**PROBLEM**. In the records below, some lines hold the word "xlabel". Copy each of those lines.
==== MATERIAL PROVIDED ====
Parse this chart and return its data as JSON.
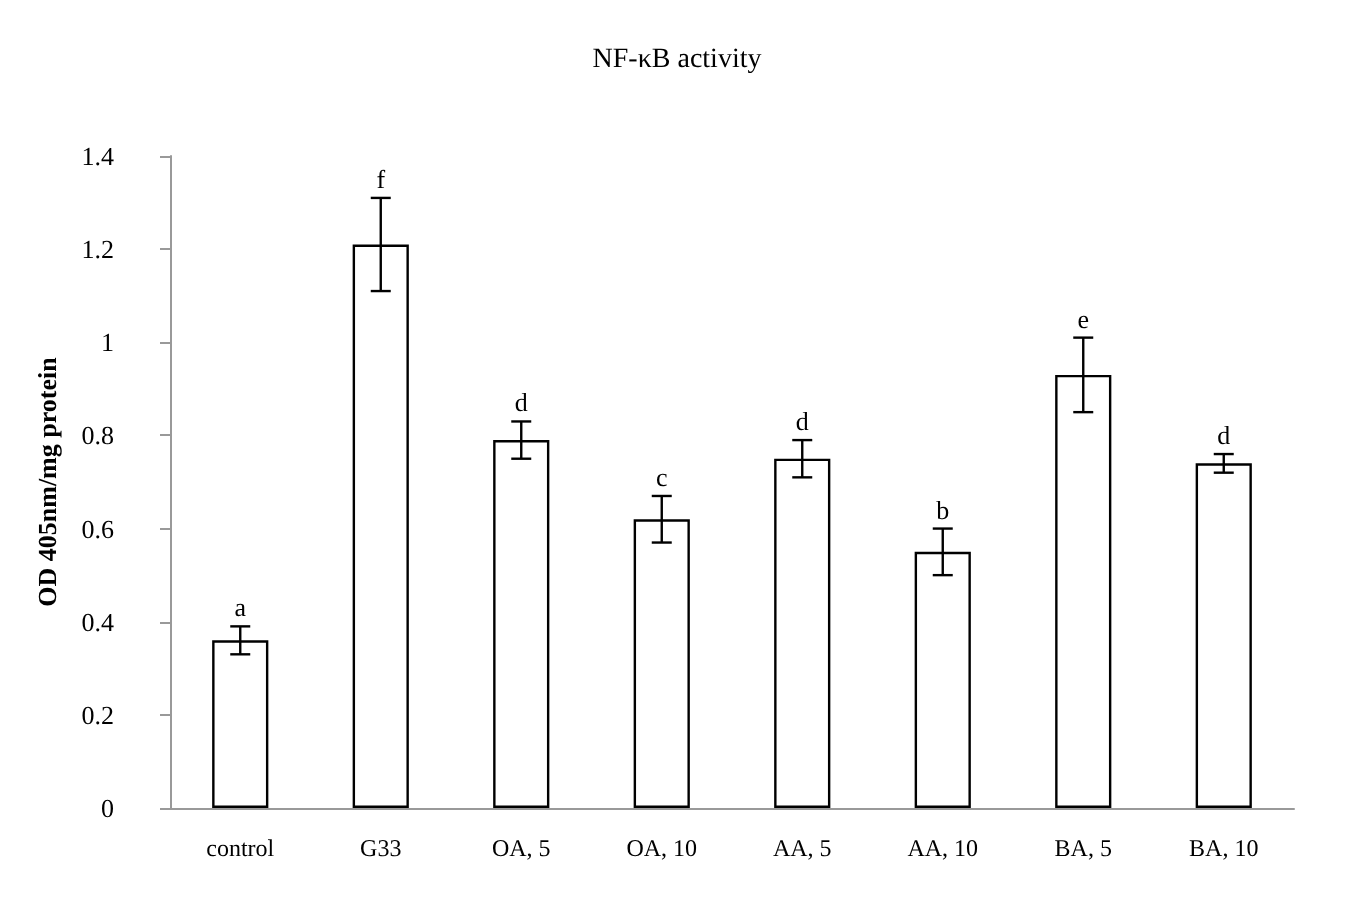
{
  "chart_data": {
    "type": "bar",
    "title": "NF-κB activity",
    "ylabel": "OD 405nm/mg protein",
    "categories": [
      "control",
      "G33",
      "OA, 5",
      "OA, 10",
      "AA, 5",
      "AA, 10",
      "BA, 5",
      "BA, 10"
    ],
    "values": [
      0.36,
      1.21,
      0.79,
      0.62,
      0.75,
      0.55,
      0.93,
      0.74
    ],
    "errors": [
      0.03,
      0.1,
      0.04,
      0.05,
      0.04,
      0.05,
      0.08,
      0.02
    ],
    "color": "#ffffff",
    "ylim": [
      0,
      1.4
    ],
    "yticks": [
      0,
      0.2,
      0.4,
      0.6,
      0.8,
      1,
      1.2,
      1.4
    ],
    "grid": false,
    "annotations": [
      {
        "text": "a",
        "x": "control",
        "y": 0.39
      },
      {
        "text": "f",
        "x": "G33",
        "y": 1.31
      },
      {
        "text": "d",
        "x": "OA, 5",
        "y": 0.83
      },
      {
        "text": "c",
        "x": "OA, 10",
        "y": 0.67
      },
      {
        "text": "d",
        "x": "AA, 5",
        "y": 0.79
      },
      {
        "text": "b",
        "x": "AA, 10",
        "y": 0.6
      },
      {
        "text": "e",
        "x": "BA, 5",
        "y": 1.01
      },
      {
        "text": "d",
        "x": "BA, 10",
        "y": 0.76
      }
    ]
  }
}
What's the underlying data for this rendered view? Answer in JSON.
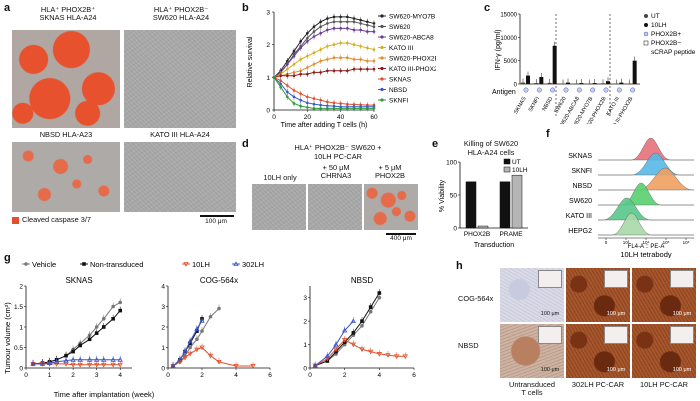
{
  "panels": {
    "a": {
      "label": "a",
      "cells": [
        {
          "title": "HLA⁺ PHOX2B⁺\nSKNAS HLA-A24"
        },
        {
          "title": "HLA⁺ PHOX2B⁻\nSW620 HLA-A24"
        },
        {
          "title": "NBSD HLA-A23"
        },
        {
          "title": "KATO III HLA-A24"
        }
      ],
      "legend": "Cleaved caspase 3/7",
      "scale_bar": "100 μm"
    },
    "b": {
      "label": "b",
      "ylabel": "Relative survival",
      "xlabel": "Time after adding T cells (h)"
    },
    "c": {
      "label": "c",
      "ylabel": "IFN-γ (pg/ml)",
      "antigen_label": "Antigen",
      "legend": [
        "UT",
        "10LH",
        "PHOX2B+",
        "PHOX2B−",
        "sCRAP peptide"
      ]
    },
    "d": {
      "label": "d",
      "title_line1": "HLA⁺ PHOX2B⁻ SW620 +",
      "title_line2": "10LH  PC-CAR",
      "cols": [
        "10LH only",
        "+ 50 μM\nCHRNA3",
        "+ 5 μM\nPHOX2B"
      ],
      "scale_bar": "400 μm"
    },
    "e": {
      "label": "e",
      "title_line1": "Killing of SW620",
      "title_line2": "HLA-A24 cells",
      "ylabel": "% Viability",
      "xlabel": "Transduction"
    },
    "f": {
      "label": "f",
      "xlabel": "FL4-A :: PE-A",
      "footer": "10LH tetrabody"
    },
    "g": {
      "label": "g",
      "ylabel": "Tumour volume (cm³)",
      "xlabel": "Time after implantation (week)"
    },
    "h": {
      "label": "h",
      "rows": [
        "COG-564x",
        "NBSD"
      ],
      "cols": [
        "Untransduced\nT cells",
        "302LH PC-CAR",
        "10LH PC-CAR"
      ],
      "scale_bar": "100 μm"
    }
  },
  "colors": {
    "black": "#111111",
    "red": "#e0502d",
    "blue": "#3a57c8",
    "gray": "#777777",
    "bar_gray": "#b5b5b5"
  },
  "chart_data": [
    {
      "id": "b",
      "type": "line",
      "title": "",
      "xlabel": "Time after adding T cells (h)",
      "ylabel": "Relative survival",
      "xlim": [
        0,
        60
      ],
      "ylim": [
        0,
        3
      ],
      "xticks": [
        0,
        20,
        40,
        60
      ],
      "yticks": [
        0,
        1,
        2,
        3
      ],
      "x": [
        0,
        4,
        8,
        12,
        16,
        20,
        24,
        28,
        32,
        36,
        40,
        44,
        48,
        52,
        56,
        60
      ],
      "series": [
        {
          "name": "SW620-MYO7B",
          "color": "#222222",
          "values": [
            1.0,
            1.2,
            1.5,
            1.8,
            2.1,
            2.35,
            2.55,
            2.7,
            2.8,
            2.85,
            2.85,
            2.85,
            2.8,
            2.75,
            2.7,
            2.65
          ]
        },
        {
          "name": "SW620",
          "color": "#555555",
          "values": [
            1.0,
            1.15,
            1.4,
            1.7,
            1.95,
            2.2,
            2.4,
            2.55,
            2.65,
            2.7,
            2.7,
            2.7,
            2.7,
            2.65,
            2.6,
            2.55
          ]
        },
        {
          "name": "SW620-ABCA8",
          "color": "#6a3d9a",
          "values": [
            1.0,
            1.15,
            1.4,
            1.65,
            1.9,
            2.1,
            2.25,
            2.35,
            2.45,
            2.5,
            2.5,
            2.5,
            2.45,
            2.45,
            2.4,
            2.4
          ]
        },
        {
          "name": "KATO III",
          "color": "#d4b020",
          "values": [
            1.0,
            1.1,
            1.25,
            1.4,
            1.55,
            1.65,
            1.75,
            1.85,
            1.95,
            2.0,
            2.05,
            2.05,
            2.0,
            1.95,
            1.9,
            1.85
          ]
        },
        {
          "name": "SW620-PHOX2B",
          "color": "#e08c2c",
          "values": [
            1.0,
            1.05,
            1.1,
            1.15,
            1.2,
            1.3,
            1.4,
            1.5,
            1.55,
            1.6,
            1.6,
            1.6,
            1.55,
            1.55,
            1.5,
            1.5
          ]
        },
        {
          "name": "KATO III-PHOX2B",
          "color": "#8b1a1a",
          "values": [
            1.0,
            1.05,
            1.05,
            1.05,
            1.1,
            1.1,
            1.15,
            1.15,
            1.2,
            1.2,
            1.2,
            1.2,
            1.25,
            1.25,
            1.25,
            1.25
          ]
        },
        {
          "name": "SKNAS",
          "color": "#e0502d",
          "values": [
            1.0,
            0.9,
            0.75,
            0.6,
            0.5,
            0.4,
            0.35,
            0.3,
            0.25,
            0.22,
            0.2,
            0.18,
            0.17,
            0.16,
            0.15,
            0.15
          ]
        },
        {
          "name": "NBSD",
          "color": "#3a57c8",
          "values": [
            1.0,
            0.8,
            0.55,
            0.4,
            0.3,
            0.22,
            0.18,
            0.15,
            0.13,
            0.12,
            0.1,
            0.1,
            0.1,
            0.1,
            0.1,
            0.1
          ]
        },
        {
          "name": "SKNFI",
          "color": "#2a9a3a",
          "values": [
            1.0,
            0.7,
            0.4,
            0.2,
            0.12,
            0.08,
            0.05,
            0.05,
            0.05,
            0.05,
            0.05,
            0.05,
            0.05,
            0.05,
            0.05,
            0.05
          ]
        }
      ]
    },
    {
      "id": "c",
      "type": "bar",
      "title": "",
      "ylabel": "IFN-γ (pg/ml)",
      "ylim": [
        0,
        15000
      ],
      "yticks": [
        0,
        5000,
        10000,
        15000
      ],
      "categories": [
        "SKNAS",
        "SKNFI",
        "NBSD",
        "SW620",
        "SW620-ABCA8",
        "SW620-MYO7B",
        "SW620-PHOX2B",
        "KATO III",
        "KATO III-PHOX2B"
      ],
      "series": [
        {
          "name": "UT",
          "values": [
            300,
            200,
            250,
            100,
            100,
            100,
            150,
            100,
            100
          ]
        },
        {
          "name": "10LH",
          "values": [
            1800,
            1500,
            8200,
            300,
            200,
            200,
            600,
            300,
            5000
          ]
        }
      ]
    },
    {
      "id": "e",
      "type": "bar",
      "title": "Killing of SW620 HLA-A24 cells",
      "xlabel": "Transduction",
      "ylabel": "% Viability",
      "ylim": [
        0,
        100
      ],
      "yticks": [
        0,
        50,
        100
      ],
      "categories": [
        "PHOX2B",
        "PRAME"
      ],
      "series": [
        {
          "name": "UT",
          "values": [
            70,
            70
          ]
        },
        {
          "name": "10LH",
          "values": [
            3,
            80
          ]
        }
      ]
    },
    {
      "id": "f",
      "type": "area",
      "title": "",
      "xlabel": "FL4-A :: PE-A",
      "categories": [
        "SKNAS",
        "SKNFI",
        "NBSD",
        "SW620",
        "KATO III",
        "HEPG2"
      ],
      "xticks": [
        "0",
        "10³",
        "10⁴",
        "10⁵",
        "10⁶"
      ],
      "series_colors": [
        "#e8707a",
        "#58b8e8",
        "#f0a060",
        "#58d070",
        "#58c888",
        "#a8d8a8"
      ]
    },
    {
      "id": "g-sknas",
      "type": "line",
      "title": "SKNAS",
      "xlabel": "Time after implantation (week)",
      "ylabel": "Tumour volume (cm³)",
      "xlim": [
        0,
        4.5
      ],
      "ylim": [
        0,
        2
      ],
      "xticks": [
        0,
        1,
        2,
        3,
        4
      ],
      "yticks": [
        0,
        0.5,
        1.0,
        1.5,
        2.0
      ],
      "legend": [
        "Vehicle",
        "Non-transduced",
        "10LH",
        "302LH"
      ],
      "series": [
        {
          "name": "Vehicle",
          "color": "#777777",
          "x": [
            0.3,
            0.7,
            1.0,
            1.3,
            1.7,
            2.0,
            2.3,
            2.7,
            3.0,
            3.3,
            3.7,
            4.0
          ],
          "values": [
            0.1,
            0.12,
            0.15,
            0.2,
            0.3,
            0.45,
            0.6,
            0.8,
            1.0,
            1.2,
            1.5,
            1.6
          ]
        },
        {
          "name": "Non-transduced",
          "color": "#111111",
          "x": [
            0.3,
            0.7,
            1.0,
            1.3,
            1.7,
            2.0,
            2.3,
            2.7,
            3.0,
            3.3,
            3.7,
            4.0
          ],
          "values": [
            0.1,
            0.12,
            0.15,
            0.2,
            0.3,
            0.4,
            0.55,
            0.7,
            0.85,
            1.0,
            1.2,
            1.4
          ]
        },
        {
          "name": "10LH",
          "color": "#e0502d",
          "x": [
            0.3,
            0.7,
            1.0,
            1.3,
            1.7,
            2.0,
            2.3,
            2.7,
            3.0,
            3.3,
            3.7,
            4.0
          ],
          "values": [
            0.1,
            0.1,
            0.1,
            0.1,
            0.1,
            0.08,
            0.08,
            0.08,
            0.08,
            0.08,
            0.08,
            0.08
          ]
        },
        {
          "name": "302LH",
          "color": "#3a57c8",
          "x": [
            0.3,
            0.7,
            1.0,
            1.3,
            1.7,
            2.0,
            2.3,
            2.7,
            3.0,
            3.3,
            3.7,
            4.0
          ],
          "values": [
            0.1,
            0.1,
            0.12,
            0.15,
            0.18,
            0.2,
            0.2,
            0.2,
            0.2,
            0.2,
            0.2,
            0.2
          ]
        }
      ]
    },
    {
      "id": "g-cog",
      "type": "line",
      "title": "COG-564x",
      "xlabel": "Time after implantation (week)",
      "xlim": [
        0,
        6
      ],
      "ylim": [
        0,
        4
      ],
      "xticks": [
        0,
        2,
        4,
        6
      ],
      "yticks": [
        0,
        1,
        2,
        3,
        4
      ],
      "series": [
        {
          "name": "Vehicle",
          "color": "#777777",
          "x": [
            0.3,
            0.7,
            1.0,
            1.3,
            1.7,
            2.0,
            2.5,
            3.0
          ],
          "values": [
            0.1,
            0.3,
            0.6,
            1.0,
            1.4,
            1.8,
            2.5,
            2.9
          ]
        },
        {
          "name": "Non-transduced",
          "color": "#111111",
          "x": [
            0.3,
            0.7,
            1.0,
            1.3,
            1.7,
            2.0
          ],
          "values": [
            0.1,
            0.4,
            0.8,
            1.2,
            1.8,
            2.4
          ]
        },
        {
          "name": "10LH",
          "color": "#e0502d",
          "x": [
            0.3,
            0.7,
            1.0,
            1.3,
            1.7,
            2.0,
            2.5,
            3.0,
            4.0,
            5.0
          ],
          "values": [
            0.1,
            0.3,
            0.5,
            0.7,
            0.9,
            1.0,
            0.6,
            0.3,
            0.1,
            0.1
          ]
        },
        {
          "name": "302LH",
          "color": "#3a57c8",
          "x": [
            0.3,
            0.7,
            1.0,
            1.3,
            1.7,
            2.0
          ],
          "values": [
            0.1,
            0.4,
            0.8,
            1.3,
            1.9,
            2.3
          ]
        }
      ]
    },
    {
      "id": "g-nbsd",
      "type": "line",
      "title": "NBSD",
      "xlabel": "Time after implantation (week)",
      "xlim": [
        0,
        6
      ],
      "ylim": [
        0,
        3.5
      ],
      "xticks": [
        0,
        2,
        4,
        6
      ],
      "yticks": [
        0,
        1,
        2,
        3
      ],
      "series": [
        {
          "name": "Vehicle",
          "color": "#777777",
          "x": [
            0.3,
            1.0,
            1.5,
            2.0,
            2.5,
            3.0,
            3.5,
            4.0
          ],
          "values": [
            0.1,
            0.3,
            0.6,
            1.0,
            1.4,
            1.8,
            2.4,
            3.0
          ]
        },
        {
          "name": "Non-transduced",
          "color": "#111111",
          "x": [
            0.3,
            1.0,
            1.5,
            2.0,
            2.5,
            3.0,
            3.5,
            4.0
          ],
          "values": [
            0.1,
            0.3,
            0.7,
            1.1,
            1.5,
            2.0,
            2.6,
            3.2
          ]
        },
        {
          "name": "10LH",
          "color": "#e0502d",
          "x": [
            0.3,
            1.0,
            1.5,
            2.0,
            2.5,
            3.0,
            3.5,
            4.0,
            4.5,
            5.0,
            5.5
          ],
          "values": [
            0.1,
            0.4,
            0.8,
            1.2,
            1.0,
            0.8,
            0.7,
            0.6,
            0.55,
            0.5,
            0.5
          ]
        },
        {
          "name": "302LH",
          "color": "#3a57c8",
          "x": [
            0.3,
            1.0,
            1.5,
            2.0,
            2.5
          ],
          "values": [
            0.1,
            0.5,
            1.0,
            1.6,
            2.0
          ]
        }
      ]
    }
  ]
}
====
**EXERCISE SOLUTION**.
      "xlabel": "Time after adding T cells (h)"
      "xlabel": "Transduction"
      "xlabel": "FL4-A :: PE-A",
      "xlabel": "Time after implantation (week)"
      "xlabel": "Time after adding T cells (h)",
      "xlabel": "Transduction",
      "xlabel": "FL4-A :: PE-A",
      "xlabel": "Time after implantation (week)",
      "xlabel": "Time after implantation (week)",
      "xlabel": "Time after implantation (week)",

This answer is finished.